TASK DIRECTIONS: Take every line from the listing below that includes "text" and copy it.

***

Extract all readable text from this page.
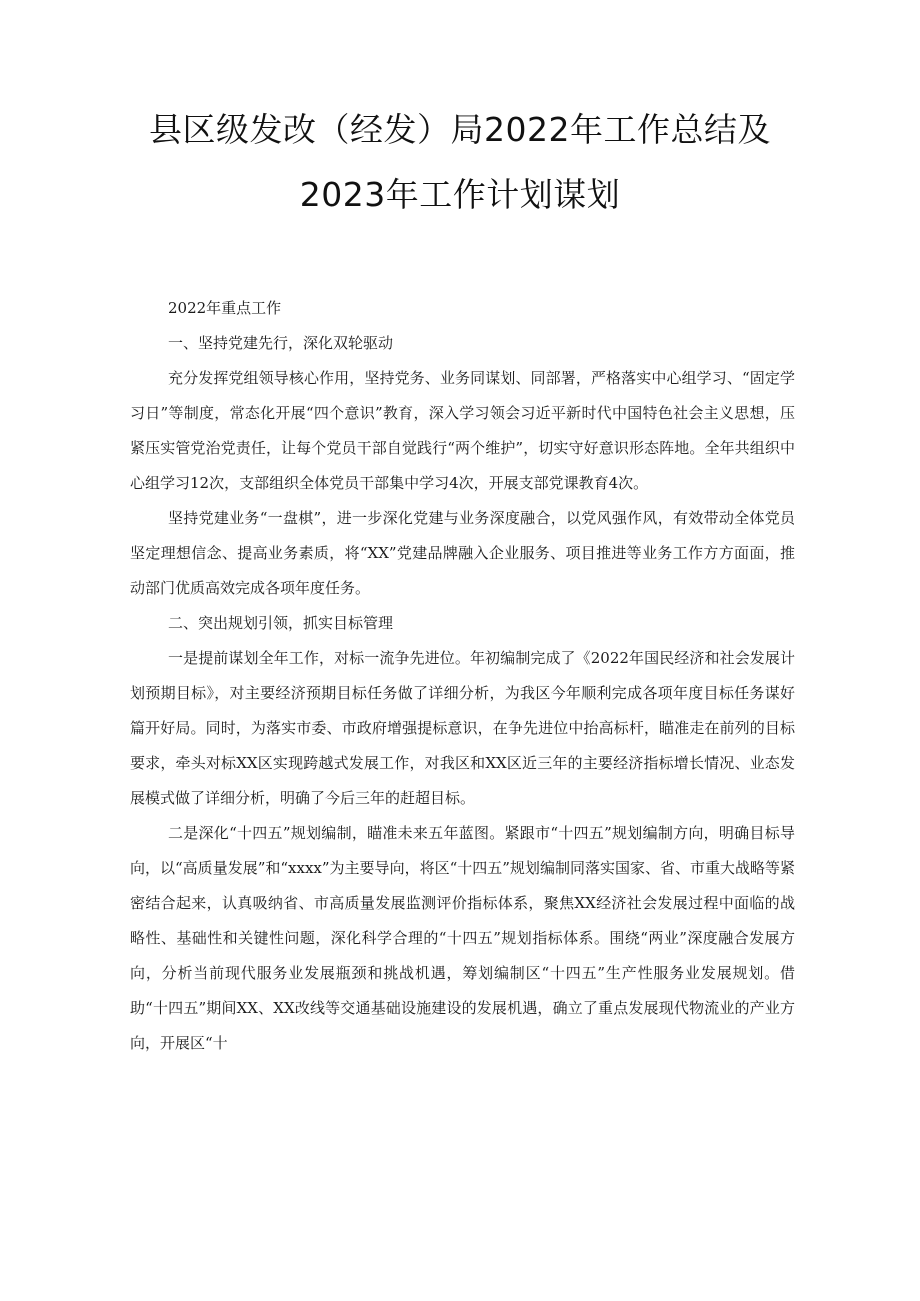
县区级发改（经发）局2022年工作总结及
2023年工作计划谋划

2022年重点工作

一、坚持党建先行，深化双轮驱动

充分发挥党组领导核心作用，坚持党务、业务同谋划、同部署，严格落实中心组学习、“固定学习日”等制度，常态化开展“四个意识”教育，深入学习领会习近平新时代中国特色社会主义思想，压紧压实管党治党责任，让每个党员干部自觉践行“两个维护”，切实守好意识形态阵地。全年共组织中心组学习12次，支部组织全体党员干部集中学习4次，开展支部党课教育4次。

坚持党建业务“一盘棋”，进一步深化党建与业务深度融合，以党风强作风，有效带动全体党员坚定理想信念、提高业务素质，将“XX”党建品牌融入企业服务、项目推进等业务工作方方面面，推动部门优质高效完成各项年度任务。

二、突出规划引领，抓实目标管理

一是提前谋划全年工作，对标一流争先进位。年初编制完成了《2022年国民经济和社会发展计划预期目标》，对主要经济预期目标任务做了详细分析，为我区今年顺利完成各项年度目标任务谋好篇开好局。同时，为落实市委、市政府增强提标意识，在争先进位中抬高标杆，瞄准走在前列的目标要求，牵头对标XX区实现跨越式发展工作，对我区和XX区近三年的主要经济指标增长情况、业态发展模式做了详细分析，明确了今后三年的赶超目标。

二是深化“十四五”规划编制，瞄准未来五年蓝图。紧跟市“十四五”规划编制方向，明确目标导向，以“高质量发展”和“xxxx”为主要导向，将区“十四五”规划编制同落实国家、省、市重大战略等紧密结合起来，认真吸纳省、市高质量发展监测评价指标体系，聚焦XX经济社会发展过程中面临的战略性、基础性和关键性问题，深化科学合理的“十四五”规划指标体系。围绕“两业”深度融合发展方向，分析当前现代服务业发展瓶颈和挑战机遇，筹划编制区“十四五”生产性服务业发展规划。借助“十四五”期间XX、XX改线等交通基础设施建设的发展机遇，确立了重点发展现代物流业的产业方向，开展区“十
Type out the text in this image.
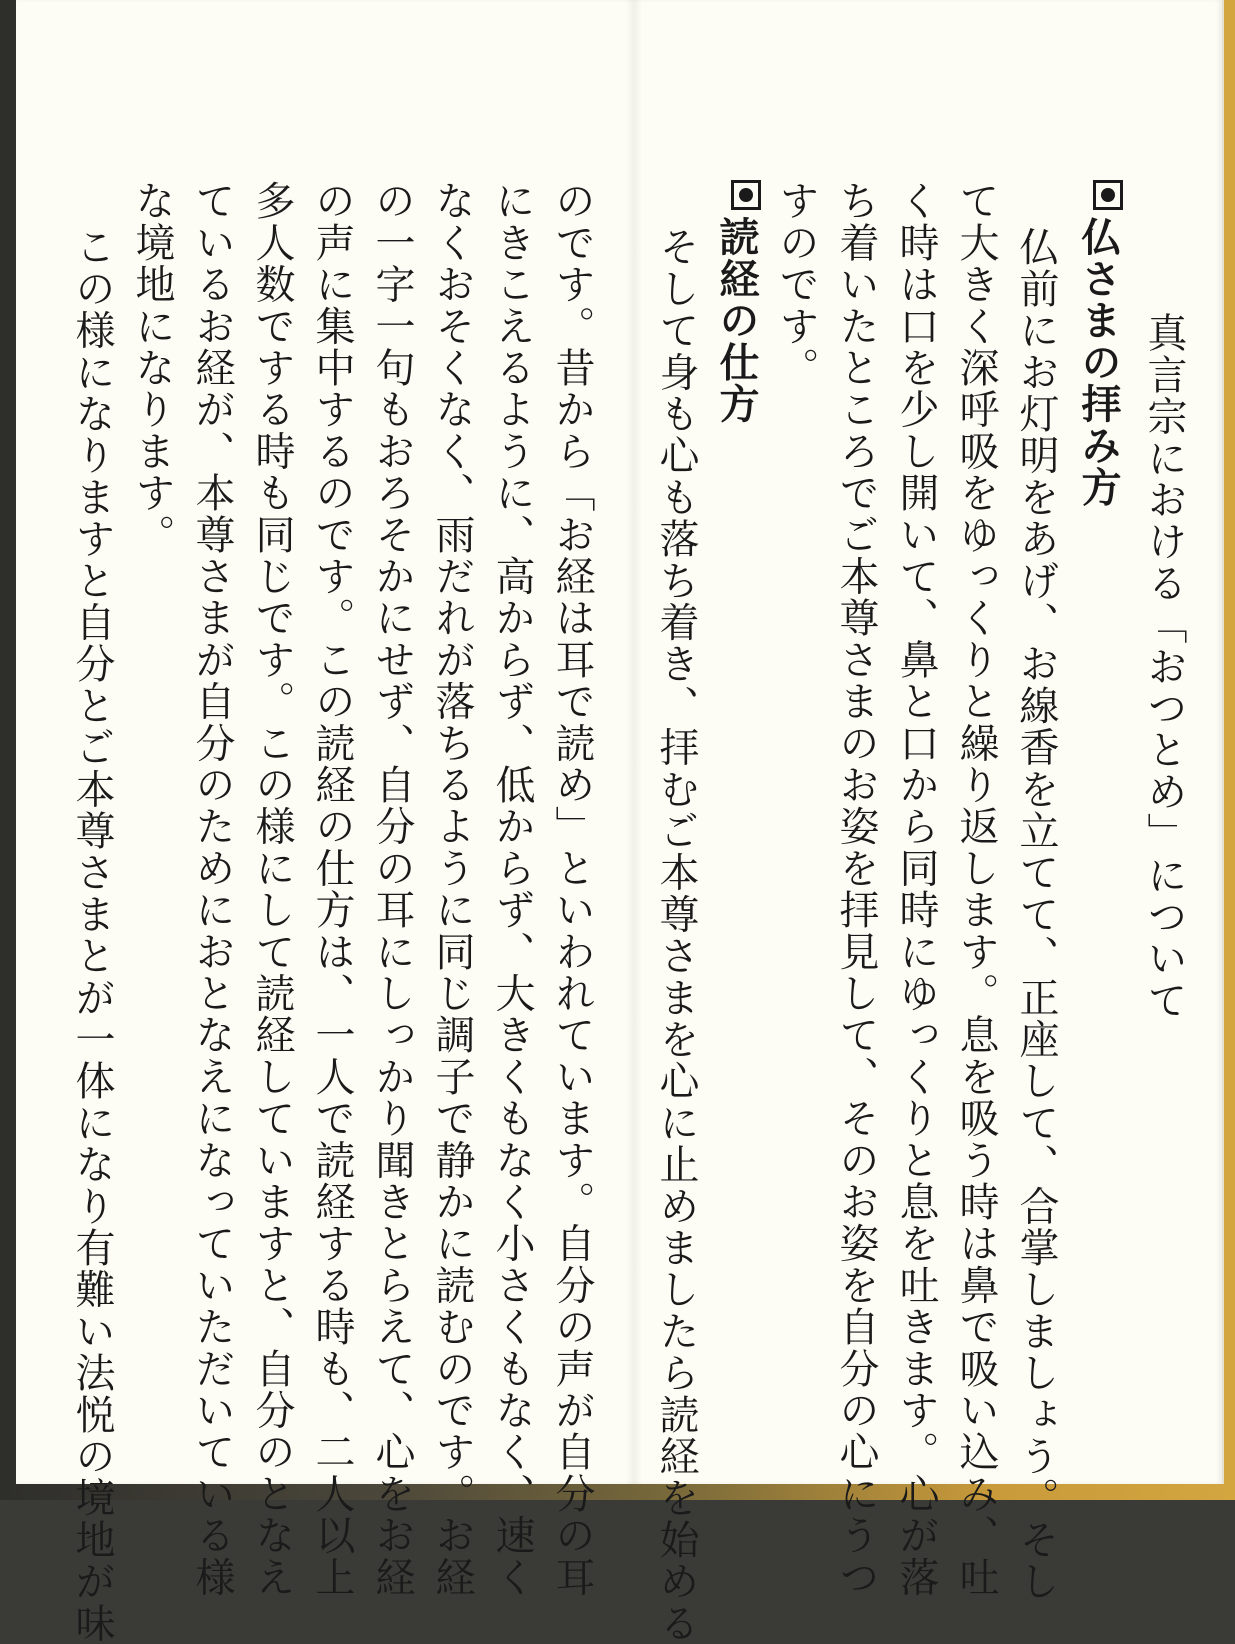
真言宗における「おつとめ」について
仏さまの拝み方
仏前にお灯明をあげ、お線香を立てて、正座して、合掌しましょう。そし
て大きく深呼吸をゆっくりと繰り返します。息を吸う時は鼻で吸い込み、吐
く時は口を少し開いて、鼻と口から同時にゆっくりと息を吐きます。心が落
ち着いたところでご本尊さまのお姿を拝見して、そのお姿を自分の心にうつ
すのです。
読経の仕方
そして身も心も落ち着き、拝むご本尊さまを心に止めましたら読経を始める
のです。昔から「お経は耳で読め」といわれています。自分の声が自分の耳
にきこえるように、高からず、低からず、大きくもなく小さくもなく、速く
なくおそくなく、雨だれが落ちるように同じ調子で静かに読むのです。お経
の一字一句もおろそかにせず、自分の耳にしっかり聞きとらえて、心をお経
の声に集中するのです。この読経の仕方は、一人で読経する時も、二人以上
多人数でする時も同じです。この様にして読経していますと、自分のとなえ
ているお経が、本尊さまが自分のためにおとなえになっていただいている様
な境地になります。
この様になりますと自分とご本尊さまとが一体になり有難い法悦の境地が味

***

COMPLETED EXERCISE:
Extract all readable text from this page.
Type out the text in this image.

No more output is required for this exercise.